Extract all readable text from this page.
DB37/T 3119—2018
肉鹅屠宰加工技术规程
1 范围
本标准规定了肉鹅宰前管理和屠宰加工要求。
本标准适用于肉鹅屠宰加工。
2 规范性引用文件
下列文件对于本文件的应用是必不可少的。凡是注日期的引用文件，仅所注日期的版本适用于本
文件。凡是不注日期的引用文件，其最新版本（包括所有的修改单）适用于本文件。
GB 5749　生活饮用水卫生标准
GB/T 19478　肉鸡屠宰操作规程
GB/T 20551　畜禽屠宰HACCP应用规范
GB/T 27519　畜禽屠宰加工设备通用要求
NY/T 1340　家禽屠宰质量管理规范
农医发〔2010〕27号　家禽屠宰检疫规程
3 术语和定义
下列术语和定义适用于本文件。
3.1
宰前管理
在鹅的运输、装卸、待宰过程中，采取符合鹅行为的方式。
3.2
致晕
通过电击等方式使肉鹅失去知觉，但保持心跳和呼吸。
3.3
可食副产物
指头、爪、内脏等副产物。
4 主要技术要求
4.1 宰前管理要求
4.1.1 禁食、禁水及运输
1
────────
• EXERCISE DIRECTIONS
All of the entries need to be reproduced exactly; please write them out.

• PROBLEM SOLUTION
Extract all readable text from this page.
DB37/T 3119—2018
肉鹅屠宰加工技术规程
1 范围
本标准规定了肉鹅宰前管理和屠宰加工要求。
本标准适用于肉鹅屠宰加工。
2 规范性引用文件
下列文件对于本文件的应用是必不可少的。凡是注日期的引用文件，仅所注日期的版本适用于本
文件。凡是不注日期的引用文件，其最新版本（包括所有的修改单）适用于本文件。
GB 5749　生活饮用水卫生标准
GB/T 19478　肉鸡屠宰操作规程
GB/T 20551　畜禽屠宰HACCP应用规范
GB/T 27519　畜禽屠宰加工设备通用要求
NY/T 1340　家禽屠宰质量管理规范
农医发〔2010〕27号　家禽屠宰检疫规程
3 术语和定义
下列术语和定义适用于本文件。
3.1
宰前管理
在鹅的运输、装卸、待宰过程中，采取符合鹅行为的方式。
3.2
致晕
通过电击等方式使肉鹅失去知觉，但保持心跳和呼吸。
3.3
可食副产物
指头、爪、内脏等副产物。
4 主要技术要求
4.1 宰前管理要求
4.1.1 禁食、禁水及运输
1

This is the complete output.